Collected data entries
"""

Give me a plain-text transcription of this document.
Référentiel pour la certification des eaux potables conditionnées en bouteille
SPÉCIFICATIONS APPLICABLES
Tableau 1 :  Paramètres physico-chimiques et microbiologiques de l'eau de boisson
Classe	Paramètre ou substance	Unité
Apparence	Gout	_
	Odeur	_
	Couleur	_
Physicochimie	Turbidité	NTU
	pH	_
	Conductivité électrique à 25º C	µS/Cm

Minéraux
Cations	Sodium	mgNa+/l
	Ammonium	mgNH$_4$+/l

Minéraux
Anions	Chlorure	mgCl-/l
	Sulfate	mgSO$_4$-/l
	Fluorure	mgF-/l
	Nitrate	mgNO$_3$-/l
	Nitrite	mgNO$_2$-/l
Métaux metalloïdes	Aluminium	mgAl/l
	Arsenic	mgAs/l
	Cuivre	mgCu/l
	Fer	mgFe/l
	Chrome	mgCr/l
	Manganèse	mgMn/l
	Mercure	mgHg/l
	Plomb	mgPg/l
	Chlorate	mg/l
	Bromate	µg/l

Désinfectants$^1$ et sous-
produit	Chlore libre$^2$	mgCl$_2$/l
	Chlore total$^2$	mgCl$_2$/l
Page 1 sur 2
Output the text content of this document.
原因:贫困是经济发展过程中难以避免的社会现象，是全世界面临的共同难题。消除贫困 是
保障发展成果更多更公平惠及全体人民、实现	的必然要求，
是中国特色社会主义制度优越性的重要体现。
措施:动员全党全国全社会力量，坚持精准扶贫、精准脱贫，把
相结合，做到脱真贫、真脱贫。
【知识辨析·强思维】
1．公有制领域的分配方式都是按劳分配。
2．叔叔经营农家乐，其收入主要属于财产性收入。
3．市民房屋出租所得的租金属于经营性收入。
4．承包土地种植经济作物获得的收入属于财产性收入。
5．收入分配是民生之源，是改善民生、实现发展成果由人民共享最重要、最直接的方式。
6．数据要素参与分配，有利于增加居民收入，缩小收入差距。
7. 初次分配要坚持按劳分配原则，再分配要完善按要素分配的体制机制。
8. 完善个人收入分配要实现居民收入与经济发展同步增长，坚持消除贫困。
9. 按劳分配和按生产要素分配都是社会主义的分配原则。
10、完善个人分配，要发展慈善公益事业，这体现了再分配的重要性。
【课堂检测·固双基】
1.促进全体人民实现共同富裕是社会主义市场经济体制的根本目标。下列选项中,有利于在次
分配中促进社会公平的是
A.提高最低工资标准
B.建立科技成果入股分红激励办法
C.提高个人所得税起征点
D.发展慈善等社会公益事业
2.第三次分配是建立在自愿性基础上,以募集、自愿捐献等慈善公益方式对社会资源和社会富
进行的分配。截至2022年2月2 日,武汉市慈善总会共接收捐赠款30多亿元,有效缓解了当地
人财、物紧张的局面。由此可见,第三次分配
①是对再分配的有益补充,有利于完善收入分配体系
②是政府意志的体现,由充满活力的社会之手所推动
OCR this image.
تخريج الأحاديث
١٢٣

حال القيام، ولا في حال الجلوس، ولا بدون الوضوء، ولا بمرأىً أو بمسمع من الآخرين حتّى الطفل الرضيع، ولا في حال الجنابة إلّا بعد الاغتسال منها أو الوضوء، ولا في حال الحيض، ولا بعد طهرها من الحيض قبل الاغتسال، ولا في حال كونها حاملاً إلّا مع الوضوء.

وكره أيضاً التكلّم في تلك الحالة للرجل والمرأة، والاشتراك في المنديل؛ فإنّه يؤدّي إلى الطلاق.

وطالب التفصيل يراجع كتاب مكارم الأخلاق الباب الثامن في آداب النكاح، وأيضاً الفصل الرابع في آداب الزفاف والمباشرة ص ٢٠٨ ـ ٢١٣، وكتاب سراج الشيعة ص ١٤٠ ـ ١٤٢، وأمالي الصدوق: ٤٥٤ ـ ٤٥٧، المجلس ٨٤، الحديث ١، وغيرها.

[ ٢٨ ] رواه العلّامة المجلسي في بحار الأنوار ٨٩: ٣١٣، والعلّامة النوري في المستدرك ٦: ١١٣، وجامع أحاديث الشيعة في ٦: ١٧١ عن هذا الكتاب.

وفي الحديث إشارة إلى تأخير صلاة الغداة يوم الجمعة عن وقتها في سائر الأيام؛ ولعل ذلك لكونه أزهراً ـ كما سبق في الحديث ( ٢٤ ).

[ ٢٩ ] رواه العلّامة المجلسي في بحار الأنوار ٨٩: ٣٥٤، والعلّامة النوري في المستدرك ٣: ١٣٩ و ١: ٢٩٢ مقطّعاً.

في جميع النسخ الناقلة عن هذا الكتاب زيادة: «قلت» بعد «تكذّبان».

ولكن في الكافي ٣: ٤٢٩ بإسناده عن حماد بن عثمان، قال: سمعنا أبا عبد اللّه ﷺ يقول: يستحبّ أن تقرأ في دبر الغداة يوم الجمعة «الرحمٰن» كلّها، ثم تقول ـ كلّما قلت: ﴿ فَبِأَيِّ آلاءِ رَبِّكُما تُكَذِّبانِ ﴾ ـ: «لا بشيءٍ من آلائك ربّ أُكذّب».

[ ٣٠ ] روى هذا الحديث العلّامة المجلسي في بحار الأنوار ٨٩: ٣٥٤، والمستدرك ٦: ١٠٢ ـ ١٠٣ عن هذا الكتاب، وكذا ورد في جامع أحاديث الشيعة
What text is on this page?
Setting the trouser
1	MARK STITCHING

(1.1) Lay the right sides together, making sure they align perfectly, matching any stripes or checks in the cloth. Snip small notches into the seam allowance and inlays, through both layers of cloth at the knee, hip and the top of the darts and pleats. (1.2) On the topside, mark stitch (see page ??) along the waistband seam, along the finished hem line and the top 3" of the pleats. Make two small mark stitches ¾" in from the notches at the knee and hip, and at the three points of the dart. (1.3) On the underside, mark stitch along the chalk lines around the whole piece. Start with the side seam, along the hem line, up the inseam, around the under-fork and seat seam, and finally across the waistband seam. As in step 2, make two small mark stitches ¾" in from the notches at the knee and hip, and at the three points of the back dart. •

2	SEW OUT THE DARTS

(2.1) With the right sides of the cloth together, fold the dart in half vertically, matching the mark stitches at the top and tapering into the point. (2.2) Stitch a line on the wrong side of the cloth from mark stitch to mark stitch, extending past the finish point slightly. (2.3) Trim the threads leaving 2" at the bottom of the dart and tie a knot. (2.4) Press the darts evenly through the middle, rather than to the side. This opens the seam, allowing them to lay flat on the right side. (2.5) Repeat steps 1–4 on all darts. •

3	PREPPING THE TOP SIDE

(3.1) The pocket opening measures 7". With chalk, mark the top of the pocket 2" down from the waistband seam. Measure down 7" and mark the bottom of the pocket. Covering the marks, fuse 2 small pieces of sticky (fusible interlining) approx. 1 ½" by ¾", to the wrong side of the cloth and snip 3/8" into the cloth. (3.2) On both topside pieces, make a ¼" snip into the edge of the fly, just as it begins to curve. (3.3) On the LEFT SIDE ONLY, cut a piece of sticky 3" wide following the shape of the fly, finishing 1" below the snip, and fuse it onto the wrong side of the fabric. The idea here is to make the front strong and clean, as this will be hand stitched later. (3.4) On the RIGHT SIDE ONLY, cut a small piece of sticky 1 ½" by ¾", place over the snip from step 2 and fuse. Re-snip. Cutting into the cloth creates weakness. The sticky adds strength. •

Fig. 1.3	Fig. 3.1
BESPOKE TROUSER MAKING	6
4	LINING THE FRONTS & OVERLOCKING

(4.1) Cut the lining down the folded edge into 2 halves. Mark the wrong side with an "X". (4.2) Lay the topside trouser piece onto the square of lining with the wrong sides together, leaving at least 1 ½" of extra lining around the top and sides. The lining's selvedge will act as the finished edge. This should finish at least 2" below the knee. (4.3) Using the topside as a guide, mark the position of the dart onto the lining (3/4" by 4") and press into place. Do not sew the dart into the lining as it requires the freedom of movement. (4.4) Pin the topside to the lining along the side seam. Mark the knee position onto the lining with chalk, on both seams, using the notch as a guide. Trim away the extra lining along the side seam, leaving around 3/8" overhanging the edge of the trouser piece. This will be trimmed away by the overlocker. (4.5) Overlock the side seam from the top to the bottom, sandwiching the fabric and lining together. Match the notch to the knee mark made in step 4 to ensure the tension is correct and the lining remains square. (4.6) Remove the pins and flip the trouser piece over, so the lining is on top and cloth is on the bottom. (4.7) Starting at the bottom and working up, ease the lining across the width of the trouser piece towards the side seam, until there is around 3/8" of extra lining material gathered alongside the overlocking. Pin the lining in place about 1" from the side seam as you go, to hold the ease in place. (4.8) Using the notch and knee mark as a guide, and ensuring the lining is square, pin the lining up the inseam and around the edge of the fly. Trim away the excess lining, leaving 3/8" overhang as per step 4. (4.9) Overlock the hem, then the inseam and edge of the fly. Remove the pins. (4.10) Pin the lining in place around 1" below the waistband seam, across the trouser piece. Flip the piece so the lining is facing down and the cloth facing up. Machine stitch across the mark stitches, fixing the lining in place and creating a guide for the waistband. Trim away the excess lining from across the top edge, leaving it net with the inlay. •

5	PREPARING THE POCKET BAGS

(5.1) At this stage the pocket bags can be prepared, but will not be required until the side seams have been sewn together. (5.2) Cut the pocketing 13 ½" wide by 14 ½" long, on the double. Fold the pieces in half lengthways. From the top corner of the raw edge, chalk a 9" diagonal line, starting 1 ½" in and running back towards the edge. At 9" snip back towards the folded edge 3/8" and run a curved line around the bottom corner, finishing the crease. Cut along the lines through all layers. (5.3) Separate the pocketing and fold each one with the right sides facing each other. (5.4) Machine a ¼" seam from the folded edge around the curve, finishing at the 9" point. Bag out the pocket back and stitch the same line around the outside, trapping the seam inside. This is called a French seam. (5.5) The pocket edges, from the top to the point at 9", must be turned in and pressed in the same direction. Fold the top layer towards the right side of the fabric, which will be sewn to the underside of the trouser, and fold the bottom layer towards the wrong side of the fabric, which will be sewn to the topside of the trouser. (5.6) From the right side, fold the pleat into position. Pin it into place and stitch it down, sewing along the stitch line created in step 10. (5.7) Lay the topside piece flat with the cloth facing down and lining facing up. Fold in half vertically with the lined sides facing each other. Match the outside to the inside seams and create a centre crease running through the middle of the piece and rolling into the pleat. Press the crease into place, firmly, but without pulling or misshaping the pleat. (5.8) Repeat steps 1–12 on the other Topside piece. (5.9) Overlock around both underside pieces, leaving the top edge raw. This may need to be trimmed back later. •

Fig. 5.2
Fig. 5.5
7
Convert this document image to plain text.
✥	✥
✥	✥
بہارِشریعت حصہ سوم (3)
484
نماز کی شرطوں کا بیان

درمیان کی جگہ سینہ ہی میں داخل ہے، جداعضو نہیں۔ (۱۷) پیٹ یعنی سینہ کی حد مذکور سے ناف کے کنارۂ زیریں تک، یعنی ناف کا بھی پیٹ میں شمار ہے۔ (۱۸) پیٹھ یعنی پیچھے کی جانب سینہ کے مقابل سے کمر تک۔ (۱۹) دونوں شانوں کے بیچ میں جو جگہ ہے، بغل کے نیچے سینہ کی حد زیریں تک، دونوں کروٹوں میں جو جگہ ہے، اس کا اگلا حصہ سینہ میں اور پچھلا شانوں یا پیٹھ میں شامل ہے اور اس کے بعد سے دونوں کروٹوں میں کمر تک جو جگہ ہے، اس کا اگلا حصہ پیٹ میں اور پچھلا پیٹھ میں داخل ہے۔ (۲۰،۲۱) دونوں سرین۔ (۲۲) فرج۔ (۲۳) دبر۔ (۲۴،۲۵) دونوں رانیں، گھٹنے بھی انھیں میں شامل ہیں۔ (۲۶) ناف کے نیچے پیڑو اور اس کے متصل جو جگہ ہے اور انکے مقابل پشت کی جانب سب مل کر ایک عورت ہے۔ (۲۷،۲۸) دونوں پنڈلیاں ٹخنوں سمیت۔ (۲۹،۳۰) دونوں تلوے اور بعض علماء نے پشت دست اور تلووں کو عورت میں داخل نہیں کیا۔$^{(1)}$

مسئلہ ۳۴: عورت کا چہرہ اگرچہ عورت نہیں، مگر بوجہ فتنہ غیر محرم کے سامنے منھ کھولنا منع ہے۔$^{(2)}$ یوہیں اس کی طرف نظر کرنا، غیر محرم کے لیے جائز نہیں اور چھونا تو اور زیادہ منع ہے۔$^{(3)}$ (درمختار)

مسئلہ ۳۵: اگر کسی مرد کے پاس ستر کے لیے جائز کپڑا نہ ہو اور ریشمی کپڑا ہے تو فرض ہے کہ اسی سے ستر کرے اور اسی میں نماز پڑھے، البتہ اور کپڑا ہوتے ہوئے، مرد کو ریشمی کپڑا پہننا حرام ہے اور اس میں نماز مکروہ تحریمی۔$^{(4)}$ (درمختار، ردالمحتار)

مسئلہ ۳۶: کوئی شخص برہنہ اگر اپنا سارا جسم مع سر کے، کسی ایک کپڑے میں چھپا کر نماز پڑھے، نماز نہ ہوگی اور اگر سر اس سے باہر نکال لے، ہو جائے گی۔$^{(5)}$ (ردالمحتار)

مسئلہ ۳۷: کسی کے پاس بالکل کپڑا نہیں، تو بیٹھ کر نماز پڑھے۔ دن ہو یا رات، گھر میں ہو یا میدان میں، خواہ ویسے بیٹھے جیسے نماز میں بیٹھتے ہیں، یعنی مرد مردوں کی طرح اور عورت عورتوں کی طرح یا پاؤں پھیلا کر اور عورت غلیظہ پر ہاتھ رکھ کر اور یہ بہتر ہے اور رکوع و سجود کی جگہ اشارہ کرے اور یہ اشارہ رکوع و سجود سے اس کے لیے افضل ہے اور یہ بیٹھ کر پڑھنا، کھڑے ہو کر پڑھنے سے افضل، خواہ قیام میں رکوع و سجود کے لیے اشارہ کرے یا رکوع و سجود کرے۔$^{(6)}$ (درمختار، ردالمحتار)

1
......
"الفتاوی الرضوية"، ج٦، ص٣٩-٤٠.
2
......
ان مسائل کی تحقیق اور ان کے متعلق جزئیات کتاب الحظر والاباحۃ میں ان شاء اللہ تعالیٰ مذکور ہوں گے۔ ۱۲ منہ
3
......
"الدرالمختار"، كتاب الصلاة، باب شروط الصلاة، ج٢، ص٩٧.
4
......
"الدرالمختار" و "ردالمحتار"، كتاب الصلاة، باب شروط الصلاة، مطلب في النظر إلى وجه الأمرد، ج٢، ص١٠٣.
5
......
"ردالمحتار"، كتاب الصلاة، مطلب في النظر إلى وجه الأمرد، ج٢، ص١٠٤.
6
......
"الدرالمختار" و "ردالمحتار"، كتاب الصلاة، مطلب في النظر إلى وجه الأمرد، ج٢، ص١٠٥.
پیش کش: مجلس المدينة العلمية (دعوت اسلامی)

"""

#### [What this task involves]
Show all lines in the entries above where the word "مطلب" appears.

#### [Result]
"الدرالمختار" و "ردالمحتار"، كتاب الصلاة، باب شروط الصلاة، مطلب في النظر إلى وجه الأمرد، ج٢، ص١٠٣.
"ردالمحتار"، كتاب الصلاة، مطلب في النظر إلى وجه الأمرد، ج٢، ص١٠٤.
"الدرالمختار" و "ردالمحتار"، كتاب الصلاة، مطلب في النظر إلى وجه الأمرد، ج٢، ص١٠٥.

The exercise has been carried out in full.